§ **Aim of the task**:
Report how many lines contain "exams", with no other words.

§ **Task material**:
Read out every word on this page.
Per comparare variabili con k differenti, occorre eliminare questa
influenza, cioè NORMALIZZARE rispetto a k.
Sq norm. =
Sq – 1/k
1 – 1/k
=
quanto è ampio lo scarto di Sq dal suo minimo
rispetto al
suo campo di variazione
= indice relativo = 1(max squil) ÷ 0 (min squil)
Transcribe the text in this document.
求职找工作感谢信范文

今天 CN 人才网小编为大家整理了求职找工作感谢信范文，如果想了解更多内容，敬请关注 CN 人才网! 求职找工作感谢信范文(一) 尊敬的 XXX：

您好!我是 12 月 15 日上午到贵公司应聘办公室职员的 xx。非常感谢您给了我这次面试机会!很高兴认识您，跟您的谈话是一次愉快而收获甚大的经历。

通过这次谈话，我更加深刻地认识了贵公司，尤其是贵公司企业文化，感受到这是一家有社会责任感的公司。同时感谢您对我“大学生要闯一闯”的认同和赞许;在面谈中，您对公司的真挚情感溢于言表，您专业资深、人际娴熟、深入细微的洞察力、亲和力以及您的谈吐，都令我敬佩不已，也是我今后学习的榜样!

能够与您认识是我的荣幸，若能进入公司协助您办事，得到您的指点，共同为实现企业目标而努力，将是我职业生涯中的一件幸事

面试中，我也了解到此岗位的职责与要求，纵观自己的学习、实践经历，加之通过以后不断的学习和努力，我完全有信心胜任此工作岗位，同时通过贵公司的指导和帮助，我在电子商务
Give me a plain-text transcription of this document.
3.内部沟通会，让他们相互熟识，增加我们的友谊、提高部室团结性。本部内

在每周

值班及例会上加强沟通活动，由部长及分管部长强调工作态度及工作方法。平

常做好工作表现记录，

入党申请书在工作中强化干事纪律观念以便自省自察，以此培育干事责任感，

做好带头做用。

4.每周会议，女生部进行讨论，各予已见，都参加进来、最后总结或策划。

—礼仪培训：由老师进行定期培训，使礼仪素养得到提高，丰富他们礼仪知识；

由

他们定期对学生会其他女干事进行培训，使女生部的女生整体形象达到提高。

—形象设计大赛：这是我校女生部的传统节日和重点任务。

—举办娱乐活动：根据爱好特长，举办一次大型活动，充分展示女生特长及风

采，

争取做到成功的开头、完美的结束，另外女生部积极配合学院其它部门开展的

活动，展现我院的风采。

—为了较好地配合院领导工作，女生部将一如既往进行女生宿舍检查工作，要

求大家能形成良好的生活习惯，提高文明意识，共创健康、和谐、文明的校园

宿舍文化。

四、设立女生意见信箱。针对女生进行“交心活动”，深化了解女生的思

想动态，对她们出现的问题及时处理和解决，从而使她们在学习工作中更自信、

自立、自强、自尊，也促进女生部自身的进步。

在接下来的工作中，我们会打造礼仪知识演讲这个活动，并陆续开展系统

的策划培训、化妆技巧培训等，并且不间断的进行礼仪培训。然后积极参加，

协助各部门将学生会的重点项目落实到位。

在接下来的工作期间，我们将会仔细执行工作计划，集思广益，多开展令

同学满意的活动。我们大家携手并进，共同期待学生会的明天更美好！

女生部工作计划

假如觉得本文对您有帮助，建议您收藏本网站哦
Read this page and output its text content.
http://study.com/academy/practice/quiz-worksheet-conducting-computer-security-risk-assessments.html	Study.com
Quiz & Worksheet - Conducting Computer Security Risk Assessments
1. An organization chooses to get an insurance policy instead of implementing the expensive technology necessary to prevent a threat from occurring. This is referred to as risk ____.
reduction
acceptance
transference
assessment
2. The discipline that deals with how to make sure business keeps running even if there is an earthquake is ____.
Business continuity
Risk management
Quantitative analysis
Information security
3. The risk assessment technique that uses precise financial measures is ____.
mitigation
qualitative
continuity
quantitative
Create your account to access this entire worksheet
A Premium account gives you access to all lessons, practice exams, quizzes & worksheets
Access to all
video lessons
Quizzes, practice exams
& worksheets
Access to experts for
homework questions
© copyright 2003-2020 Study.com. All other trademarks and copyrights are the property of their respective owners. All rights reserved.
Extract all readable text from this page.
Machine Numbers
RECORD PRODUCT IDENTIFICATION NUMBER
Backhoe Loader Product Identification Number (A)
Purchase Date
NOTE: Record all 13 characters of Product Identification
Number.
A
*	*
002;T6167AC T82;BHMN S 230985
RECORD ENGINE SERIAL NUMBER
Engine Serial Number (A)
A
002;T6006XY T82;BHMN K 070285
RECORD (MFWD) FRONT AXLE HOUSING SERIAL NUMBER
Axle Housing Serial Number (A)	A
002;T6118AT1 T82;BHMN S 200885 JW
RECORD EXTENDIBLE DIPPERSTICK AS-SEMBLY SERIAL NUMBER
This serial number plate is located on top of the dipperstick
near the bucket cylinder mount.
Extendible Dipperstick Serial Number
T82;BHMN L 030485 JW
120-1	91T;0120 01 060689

§ **Answer**:
2